### [WRITTEN EXERCISE]
Count the lines that hold the string "JSON". Reply with the number alone.

▼

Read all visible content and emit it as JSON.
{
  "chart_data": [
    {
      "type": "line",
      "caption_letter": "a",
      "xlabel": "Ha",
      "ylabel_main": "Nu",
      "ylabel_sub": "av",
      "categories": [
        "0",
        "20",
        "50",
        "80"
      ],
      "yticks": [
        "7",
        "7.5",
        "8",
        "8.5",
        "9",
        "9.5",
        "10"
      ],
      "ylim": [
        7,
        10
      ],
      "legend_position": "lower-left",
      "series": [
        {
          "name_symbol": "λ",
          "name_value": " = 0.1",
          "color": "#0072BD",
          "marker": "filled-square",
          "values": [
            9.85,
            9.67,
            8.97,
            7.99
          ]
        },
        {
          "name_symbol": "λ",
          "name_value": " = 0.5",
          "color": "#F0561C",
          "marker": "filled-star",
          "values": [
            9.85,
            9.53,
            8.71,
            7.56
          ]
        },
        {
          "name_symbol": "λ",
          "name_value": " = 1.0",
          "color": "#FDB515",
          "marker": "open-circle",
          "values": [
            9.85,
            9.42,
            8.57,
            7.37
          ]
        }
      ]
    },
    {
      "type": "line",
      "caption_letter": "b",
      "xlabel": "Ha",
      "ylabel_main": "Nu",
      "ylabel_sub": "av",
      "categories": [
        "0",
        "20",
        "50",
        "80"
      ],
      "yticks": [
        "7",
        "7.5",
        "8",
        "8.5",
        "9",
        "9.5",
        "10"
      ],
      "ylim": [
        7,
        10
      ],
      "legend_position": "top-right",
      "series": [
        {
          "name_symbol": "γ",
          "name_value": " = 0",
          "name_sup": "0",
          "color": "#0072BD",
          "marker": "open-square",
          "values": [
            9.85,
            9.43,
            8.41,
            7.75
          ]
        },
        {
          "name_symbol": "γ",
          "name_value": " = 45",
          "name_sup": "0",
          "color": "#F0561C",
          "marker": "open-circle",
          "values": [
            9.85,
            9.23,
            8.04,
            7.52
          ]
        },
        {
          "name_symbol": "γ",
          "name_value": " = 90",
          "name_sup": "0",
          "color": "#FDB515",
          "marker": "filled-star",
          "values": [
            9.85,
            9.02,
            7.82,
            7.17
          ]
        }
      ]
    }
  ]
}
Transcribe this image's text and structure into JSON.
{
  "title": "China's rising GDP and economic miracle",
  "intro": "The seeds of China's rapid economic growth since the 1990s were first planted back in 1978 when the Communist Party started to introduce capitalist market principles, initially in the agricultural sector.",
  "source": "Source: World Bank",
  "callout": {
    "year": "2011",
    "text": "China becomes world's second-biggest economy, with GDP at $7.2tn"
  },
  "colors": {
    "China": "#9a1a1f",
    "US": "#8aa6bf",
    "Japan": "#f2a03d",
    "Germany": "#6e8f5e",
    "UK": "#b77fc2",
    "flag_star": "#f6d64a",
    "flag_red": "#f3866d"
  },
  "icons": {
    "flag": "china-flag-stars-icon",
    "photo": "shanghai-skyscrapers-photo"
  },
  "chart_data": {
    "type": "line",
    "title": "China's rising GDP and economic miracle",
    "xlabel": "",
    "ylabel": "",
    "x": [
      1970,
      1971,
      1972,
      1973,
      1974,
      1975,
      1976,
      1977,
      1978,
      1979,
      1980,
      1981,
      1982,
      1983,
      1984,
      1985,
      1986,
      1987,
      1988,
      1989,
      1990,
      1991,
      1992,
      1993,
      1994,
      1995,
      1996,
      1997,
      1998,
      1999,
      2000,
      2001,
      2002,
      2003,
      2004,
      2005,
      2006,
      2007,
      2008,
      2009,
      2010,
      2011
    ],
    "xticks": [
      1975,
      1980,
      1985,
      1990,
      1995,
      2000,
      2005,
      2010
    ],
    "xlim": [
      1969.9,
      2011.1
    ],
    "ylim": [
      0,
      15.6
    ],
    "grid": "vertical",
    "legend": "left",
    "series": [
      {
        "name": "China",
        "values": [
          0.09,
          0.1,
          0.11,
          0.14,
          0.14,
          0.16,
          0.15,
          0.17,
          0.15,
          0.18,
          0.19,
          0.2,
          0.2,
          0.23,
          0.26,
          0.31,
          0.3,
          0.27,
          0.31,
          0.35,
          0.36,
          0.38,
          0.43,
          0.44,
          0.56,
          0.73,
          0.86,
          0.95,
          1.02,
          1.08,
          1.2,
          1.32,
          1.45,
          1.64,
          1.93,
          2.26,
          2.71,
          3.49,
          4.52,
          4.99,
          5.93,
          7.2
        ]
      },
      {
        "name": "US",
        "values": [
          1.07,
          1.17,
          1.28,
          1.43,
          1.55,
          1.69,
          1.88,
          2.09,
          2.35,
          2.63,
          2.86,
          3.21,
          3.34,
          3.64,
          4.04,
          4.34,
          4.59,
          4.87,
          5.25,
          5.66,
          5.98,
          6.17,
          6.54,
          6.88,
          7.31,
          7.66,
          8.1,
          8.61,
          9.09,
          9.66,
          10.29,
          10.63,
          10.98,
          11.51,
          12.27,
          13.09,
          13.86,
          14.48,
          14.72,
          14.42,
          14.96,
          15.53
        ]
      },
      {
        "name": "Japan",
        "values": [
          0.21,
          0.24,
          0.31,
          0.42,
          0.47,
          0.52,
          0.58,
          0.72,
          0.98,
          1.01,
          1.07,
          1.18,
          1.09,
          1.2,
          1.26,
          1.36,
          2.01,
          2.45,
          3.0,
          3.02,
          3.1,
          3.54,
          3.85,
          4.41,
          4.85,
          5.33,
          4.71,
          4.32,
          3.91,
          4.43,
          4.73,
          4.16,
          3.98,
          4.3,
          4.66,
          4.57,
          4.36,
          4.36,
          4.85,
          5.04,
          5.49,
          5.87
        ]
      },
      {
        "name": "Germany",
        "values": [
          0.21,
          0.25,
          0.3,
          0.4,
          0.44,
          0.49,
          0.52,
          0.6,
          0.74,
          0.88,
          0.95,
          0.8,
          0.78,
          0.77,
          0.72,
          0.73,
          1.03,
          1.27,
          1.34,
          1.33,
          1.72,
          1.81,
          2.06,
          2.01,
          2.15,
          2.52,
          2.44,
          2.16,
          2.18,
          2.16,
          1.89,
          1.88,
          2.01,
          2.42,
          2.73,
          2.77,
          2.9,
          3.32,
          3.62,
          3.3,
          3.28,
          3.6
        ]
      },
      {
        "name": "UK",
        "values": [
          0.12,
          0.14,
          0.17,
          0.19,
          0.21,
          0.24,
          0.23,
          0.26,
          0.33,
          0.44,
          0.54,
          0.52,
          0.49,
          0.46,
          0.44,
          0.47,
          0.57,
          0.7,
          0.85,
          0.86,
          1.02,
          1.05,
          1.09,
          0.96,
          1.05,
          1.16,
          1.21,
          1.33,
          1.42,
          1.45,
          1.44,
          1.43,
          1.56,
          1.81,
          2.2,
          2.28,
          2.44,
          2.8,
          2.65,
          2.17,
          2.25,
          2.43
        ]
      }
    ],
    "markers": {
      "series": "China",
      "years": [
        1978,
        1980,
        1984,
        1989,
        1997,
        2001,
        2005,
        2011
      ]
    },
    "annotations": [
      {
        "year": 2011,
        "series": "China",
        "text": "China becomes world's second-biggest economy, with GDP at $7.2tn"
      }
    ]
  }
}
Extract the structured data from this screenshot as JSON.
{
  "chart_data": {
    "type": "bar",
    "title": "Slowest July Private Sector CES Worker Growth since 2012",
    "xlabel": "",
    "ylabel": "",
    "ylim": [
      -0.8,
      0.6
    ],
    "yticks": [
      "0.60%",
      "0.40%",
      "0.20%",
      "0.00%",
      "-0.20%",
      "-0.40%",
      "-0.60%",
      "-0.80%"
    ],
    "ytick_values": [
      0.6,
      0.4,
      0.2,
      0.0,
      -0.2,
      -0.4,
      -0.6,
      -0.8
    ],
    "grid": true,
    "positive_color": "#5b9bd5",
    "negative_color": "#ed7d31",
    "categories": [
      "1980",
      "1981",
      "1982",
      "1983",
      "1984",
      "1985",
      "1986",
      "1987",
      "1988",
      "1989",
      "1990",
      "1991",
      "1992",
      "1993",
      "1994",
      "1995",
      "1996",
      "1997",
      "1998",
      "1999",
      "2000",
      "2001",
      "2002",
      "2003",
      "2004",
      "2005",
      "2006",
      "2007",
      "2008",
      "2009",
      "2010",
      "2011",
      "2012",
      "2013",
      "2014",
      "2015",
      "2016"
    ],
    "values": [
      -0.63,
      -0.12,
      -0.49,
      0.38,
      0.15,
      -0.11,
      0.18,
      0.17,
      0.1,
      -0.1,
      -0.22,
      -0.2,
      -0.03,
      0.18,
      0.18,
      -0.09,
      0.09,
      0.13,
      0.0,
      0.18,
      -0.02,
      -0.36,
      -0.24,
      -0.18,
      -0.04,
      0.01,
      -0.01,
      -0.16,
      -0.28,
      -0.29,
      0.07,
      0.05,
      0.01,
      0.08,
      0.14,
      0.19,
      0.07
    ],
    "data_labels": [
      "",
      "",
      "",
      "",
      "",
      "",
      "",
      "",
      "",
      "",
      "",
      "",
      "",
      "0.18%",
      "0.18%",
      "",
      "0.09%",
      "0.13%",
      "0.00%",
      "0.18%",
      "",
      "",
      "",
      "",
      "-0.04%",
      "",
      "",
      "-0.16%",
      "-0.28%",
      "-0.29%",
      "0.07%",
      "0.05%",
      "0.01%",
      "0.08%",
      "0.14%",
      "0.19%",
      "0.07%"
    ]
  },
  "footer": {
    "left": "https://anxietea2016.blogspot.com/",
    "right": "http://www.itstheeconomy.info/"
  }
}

▲

### [WRITTEN SOLUTION]
3